[Problem requirements]
Word for word, transcribe the lines below and drop the pictures.

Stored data
_ _ _ _ _
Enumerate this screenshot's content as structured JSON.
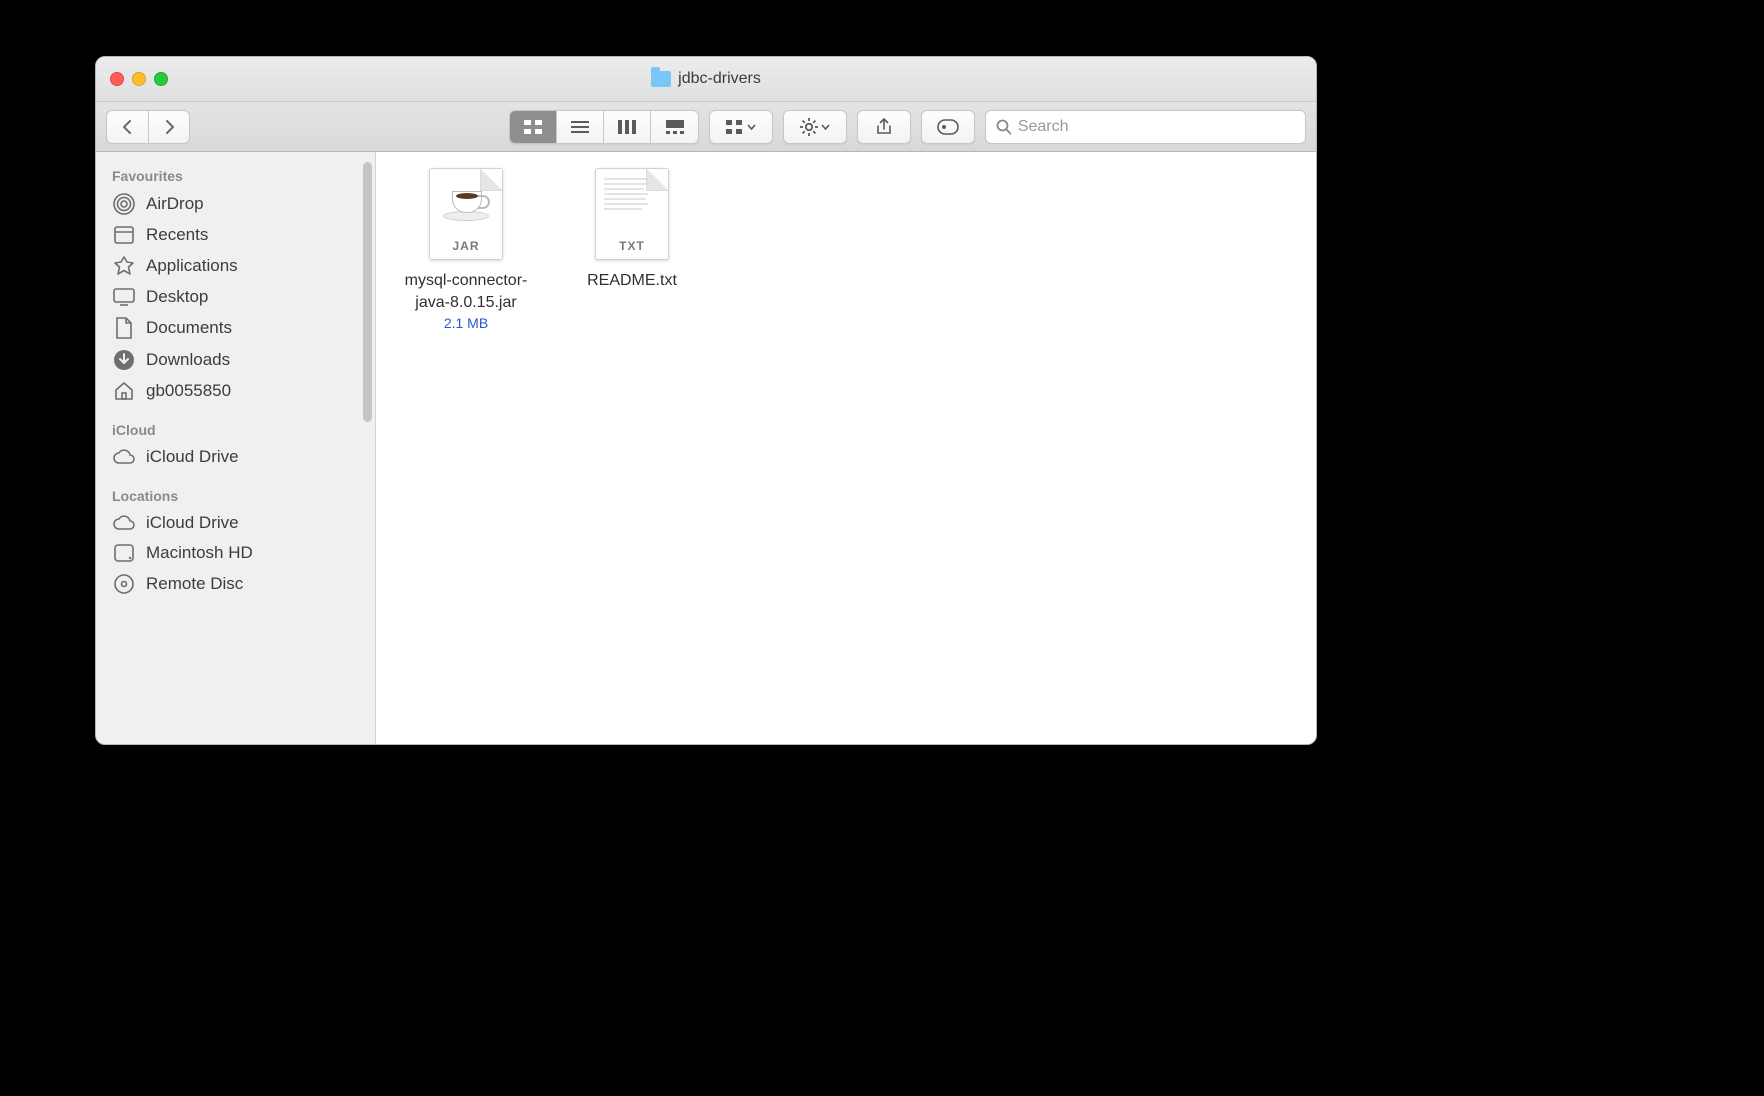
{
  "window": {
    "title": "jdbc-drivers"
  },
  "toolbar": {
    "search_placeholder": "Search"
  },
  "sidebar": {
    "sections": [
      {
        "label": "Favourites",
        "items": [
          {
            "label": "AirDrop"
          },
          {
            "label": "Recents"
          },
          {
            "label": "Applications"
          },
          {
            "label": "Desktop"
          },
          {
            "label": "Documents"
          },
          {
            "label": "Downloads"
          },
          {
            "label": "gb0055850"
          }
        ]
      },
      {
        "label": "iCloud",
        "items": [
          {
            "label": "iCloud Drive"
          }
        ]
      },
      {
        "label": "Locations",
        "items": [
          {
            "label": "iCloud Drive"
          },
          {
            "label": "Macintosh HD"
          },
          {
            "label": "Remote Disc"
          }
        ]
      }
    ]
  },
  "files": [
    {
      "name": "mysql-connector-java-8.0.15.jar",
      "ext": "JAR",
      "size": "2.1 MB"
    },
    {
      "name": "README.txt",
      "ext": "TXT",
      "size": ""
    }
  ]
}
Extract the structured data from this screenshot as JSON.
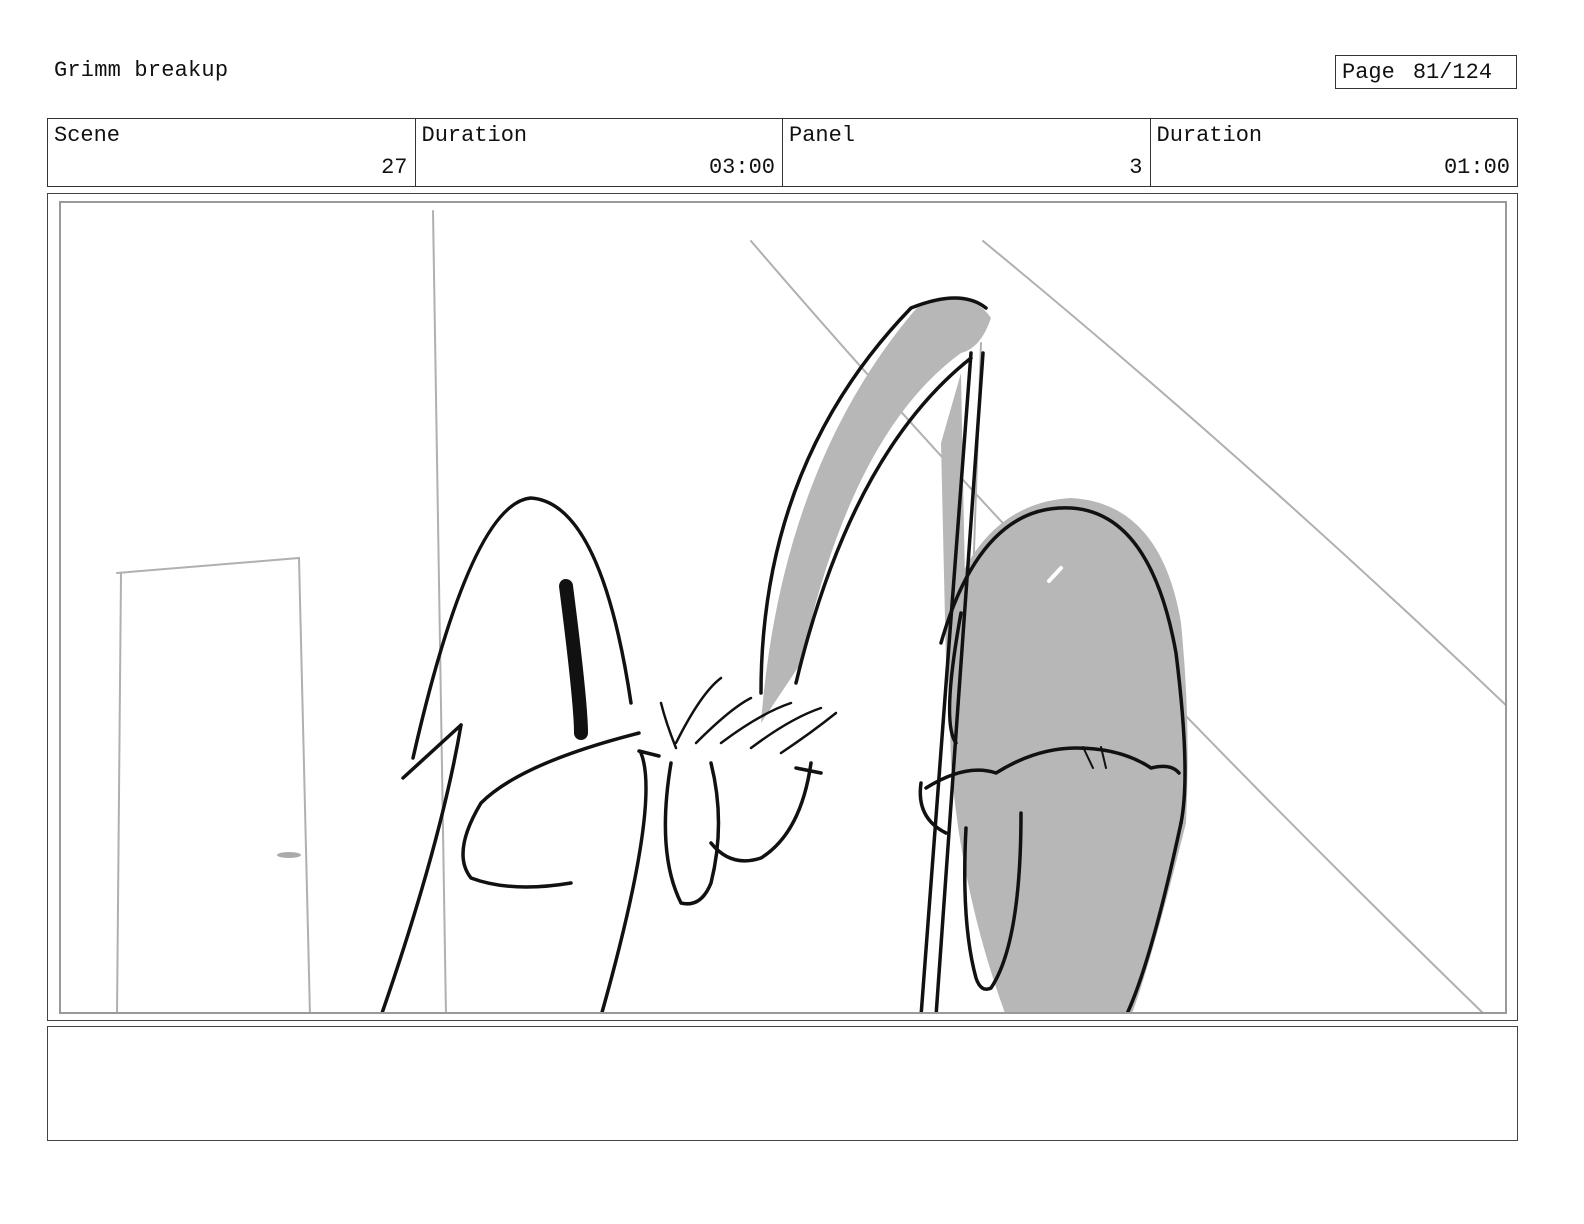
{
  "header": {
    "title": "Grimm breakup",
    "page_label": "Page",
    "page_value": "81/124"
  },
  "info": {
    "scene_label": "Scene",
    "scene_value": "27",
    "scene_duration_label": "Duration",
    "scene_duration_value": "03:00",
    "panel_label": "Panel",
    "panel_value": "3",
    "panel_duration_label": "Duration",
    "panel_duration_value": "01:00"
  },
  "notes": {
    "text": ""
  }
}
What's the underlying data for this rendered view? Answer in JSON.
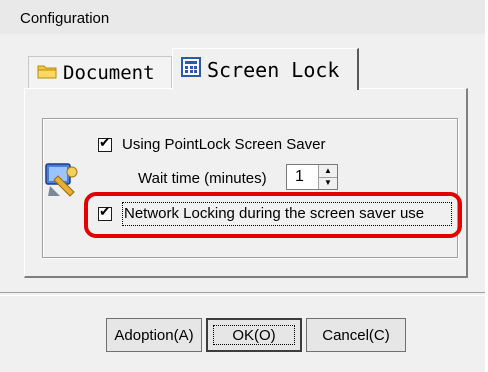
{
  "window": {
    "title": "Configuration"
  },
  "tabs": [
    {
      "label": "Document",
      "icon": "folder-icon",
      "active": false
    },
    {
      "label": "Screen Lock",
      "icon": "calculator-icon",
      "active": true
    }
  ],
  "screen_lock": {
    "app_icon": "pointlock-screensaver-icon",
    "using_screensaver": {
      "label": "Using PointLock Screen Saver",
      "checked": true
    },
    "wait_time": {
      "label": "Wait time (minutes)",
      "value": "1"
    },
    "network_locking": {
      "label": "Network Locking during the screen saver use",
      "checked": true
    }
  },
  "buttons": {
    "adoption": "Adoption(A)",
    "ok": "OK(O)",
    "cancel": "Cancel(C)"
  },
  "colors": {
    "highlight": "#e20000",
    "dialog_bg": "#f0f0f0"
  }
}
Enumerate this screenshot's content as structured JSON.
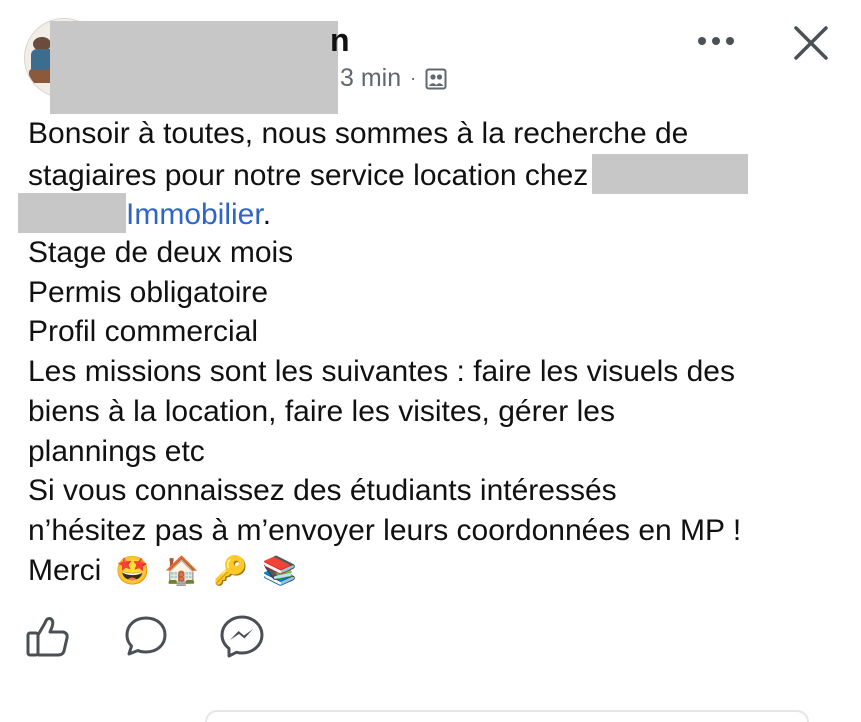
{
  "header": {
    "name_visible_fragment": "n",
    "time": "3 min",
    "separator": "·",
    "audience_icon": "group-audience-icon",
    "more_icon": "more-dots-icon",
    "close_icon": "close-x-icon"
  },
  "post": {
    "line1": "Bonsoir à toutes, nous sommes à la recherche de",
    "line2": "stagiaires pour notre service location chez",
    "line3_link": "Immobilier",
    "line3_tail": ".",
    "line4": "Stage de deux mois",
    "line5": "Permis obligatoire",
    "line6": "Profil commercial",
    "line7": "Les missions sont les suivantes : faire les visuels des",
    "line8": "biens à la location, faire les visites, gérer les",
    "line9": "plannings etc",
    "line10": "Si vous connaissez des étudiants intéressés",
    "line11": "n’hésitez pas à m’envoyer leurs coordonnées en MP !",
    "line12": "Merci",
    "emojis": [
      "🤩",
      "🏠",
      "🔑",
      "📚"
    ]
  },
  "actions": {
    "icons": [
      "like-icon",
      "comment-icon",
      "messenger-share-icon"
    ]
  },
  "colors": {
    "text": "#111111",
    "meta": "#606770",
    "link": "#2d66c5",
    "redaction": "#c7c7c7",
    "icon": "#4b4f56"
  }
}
_ _ _ _ _
[Problem solution]
Enumerate this screenshot's content as structured JSON.
{
  "window": {
    "title": "jdbc-drivers"
  },
  "toolbar": {
    "search_placeholder": "Search"
  },
  "sidebar": {
    "sections": [
      {
        "label": "Favourites",
        "items": [
          {
            "label": "AirDrop"
          },
          {
            "label": "Recents"
          },
          {
            "label": "Applications"
          },
          {
            "label": "Desktop"
          },
          {
            "label": "Documents"
          },
          {
            "label": "Downloads"
          },
          {
            "label": "gb0055850"
          }
        ]
      },
      {
        "label": "iCloud",
        "items": [
          {
            "label": "iCloud Drive"
          }
        ]
      },
      {
        "label": "Locations",
        "items": [
          {
            "label": "iCloud Drive"
          },
          {
            "label": "Macintosh HD"
          },
          {
            "label": "Remote Disc"
          }
        ]
      }
    ]
  },
  "files": [
    {
      "name": "mysql-connector-java-8.0.15.jar",
      "ext": "JAR",
      "size": "2.1 MB"
    },
    {
      "name": "README.txt",
      "ext": "TXT",
      "size": ""
    }
  ]
}
Extract the structured data from this screenshot as JSON.
{
  "header": {
    "title": "Grimm breakup",
    "page_label": "Page",
    "page_value": "81/124"
  },
  "info": {
    "scene_label": "Scene",
    "scene_value": "27",
    "scene_duration_label": "Duration",
    "scene_duration_value": "03:00",
    "panel_label": "Panel",
    "panel_value": "3",
    "panel_duration_label": "Duration",
    "panel_duration_value": "01:00"
  },
  "notes": {
    "text": ""
  }
}
What's the underlying data for this rendered view? Answer in JSON.
{
  "window": {
    "title": "Configuration"
  },
  "tabs": [
    {
      "label": "Document",
      "icon": "folder-icon",
      "active": false
    },
    {
      "label": "Screen Lock",
      "icon": "calculator-icon",
      "active": true
    }
  ],
  "screen_lock": {
    "app_icon": "pointlock-screensaver-icon",
    "using_screensaver": {
      "label": "Using PointLock Screen Saver",
      "checked": true
    },
    "wait_time": {
      "label": "Wait time (minutes)",
      "value": "1"
    },
    "network_locking": {
      "label": "Network Locking during the screen saver use",
      "checked": true
    }
  },
  "buttons": {
    "adoption": "Adoption(A)",
    "ok": "OK(O)",
    "cancel": "Cancel(C)"
  },
  "colors": {
    "highlight": "#e20000",
    "dialog_bg": "#f0f0f0"
  }
}
Enumerate this screenshot's content as structured JSON.
{
  "header": {
    "name_visible_fragment": "n",
    "time": "3 min",
    "separator": "·",
    "audience_icon": "group-audience-icon",
    "more_icon": "more-dots-icon",
    "close_icon": "close-x-icon"
  },
  "post": {
    "line1": "Bonsoir à toutes, nous sommes à la recherche de",
    "line2": "stagiaires pour notre service location chez",
    "line3_link": "Immobilier",
    "line3_tail": ".",
    "line4": "Stage de deux mois",
    "line5": "Permis obligatoire",
    "line6": "Profil commercial",
    "line7": "Les missions sont les suivantes : faire les visuels des",
    "line8": "biens à la location, faire les visites, gérer les",
    "line9": "plannings etc",
    "line10": "Si vous connaissez des étudiants intéressés",
    "line11": "n’hésitez pas à m’envoyer leurs coordonnées en MP !",
    "line12": "Merci",
    "emojis": [
      "🤩",
      "🏠",
      "🔑",
      "📚"
    ]
  },
  "actions": {
    "icons": [
      "like-icon",
      "comment-icon",
      "messenger-share-icon"
    ]
  },
  "colors": {
    "text": "#111111",
    "meta": "#606770",
    "link": "#2d66c5",
    "redaction": "#c7c7c7",
    "icon": "#4b4f56"
  }
}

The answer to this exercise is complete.